** Instructions to follow **
Collect every line of the records below that contains the word "color".

** Supplied material **
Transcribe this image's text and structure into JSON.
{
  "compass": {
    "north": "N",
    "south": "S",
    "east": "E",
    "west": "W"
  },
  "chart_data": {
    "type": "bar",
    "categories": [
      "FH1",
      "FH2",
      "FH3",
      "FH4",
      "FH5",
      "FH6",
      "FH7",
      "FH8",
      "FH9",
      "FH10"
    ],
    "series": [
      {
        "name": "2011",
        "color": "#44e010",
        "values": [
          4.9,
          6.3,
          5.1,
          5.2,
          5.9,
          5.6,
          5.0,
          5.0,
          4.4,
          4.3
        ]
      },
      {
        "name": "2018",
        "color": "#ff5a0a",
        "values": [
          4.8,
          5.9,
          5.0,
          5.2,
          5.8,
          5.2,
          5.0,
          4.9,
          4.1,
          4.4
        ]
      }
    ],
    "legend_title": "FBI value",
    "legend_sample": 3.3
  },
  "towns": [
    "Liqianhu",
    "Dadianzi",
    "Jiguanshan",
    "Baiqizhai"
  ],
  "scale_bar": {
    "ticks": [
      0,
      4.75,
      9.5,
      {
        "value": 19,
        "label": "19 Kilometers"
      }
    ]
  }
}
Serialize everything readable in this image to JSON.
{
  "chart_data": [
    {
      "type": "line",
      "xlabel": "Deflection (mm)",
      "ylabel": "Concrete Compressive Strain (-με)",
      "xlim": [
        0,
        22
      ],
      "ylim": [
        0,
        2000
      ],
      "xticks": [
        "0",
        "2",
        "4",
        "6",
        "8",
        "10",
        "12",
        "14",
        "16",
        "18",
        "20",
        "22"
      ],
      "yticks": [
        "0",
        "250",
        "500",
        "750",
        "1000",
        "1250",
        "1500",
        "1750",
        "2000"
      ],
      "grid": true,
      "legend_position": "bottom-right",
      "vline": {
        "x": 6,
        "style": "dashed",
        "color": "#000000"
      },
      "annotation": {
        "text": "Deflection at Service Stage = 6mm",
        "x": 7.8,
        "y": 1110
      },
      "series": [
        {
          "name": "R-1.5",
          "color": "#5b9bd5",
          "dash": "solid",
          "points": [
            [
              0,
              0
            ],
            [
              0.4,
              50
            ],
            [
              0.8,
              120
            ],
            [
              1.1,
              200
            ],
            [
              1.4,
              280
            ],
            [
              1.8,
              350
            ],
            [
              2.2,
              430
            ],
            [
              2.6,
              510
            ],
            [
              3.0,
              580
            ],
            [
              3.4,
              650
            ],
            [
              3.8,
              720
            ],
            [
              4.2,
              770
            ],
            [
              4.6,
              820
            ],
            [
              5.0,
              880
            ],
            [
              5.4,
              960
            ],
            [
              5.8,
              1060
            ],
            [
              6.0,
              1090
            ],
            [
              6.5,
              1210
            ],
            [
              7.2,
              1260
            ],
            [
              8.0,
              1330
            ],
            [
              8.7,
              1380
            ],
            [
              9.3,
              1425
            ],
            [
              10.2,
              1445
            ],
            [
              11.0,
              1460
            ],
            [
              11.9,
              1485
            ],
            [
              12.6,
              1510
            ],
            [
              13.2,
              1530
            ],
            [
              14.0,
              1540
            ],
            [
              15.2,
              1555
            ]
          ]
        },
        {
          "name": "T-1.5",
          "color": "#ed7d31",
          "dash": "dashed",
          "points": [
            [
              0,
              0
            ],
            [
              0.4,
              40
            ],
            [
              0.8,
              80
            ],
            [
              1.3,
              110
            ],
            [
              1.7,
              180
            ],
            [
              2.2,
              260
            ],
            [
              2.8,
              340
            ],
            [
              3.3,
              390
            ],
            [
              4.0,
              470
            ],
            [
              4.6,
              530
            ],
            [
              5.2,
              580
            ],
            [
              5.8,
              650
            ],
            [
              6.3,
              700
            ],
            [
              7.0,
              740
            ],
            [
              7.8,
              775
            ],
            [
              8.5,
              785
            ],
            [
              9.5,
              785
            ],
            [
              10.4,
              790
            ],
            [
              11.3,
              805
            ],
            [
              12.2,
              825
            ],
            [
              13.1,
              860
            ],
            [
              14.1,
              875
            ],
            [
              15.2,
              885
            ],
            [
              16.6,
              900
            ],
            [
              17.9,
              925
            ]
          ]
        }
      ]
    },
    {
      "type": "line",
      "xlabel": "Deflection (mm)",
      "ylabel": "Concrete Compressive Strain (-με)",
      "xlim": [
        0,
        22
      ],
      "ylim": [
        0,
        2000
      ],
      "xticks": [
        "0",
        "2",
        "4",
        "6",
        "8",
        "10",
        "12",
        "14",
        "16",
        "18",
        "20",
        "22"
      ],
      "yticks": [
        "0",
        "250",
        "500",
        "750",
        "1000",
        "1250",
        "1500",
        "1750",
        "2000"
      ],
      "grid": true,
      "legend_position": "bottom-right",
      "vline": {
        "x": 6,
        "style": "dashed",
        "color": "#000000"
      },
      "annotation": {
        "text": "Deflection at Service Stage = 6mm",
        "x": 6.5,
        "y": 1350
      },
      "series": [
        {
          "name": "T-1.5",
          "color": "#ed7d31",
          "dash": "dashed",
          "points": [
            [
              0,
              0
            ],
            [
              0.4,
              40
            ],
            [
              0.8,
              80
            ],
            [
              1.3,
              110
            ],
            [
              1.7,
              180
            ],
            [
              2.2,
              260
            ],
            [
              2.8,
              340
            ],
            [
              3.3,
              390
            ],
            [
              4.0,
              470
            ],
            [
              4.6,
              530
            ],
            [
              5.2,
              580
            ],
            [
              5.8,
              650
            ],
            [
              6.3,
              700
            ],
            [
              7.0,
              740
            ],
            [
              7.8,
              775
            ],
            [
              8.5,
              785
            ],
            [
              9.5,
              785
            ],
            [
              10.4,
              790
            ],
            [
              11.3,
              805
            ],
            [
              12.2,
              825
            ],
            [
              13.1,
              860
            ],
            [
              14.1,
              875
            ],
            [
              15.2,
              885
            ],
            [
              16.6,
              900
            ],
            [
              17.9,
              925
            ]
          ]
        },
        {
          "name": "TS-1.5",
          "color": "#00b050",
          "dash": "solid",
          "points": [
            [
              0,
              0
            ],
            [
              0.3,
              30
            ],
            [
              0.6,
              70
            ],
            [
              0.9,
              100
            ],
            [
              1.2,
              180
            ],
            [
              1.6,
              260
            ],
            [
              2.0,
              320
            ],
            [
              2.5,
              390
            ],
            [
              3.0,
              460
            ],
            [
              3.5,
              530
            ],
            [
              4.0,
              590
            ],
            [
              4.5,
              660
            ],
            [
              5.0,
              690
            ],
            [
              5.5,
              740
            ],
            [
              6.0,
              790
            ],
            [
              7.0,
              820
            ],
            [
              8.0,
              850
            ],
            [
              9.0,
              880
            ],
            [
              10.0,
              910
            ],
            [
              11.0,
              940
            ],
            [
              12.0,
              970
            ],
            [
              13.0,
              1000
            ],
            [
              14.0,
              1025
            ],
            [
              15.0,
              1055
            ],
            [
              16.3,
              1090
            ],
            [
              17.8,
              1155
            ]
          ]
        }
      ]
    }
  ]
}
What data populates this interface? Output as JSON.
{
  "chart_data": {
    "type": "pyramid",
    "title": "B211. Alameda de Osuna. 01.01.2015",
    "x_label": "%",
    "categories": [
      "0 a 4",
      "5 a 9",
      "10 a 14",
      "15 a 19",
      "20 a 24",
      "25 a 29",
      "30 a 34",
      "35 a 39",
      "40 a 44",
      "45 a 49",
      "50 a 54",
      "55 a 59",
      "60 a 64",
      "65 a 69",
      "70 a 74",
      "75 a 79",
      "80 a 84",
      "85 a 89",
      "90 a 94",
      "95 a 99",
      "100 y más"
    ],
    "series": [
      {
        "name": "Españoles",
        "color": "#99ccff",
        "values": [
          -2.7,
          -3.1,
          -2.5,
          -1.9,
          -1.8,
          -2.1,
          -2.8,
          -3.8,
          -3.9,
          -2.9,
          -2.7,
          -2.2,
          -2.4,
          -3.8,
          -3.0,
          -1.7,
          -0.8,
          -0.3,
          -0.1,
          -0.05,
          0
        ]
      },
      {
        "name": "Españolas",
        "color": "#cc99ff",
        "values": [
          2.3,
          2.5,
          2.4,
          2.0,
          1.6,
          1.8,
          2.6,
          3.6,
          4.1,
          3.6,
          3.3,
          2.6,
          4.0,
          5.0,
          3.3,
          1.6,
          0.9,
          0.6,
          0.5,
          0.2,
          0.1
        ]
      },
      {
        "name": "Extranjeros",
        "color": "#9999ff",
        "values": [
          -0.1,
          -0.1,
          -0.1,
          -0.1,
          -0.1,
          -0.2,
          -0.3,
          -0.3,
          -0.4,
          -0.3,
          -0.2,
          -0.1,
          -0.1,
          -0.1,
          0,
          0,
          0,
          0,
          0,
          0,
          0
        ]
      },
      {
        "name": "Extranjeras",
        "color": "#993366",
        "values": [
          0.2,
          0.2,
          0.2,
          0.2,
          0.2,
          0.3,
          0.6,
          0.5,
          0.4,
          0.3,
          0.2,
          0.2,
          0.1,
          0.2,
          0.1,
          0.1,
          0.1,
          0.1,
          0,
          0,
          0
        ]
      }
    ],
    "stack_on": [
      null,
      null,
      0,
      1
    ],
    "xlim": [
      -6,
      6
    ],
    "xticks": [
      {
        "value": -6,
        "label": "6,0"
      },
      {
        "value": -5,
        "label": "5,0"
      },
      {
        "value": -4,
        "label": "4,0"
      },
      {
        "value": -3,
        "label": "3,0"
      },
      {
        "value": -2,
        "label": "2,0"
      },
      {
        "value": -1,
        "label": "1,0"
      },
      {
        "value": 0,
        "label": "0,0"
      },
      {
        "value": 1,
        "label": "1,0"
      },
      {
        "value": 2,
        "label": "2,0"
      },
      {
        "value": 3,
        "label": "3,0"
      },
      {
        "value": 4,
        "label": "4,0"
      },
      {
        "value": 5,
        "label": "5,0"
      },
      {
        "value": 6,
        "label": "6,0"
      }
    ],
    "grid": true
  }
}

** Written answer **
        "color": "#44e010",
        "color": "#ff5a0a",
        "color": "#000000"
          "color": "#5b9bd5",
          "color": "#ed7d31",
        "color": "#000000"
          "color": "#ed7d31",
          "color": "#00b050",
        "color": "#99ccff",
        "color": "#cc99ff",
        "color": "#9999ff",
        "color": "#993366",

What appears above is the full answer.